## GIVEN PROBLEM
Copy out all of the data below with no alterations.

## Dataset records
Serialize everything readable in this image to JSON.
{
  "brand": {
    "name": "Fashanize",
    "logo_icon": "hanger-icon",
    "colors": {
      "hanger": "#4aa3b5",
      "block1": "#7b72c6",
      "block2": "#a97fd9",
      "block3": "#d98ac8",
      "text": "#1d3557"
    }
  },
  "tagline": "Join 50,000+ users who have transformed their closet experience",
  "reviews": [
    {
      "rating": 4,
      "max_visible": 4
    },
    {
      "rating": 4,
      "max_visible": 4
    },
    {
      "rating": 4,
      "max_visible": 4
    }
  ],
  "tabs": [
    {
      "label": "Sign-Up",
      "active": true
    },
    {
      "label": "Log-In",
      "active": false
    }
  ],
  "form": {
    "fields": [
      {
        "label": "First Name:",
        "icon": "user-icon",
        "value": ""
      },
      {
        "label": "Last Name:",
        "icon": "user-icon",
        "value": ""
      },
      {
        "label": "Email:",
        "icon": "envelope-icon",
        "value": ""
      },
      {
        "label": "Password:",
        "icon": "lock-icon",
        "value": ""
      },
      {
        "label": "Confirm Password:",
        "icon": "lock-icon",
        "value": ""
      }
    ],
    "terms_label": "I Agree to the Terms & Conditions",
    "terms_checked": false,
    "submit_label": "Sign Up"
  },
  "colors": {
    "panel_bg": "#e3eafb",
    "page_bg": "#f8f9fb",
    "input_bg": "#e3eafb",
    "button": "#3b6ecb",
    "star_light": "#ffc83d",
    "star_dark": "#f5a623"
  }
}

## CORRECT RESPONSE
Serialize everything readable in this image to JSON.
{
  "brand": {
    "name": "Fashanize",
    "logo_icon": "hanger-icon",
    "colors": {
      "hanger": "#4aa3b5",
      "block1": "#7b72c6",
      "block2": "#a97fd9",
      "block3": "#d98ac8",
      "text": "#1d3557"
    }
  },
  "tagline": "Join 50,000+ users who have transformed their closet experience",
  "reviews": [
    {
      "rating": 4,
      "max_visible": 4
    },
    {
      "rating": 4,
      "max_visible": 4
    },
    {
      "rating": 4,
      "max_visible": 4
    }
  ],
  "tabs": [
    {
      "label": "Sign-Up",
      "active": true
    },
    {
      "label": "Log-In",
      "active": false
    }
  ],
  "form": {
    "fields": [
      {
        "label": "First Name:",
        "icon": "user-icon",
        "value": ""
      },
      {
        "label": "Last Name:",
        "icon": "user-icon",
        "value": ""
      },
      {
        "label": "Email:",
        "icon": "envelope-icon",
        "value": ""
      },
      {
        "label": "Password:",
        "icon": "lock-icon",
        "value": ""
      },
      {
        "label": "Confirm Password:",
        "icon": "lock-icon",
        "value": ""
      }
    ],
    "terms_label": "I Agree to the Terms & Conditions",
    "terms_checked": false,
    "submit_label": "Sign Up"
  },
  "colors": {
    "panel_bg": "#e3eafb",
    "page_bg": "#f8f9fb",
    "input_bg": "#e3eafb",
    "button": "#3b6ecb",
    "star_light": "#ffc83d",
    "star_dark": "#f5a623"
  }
}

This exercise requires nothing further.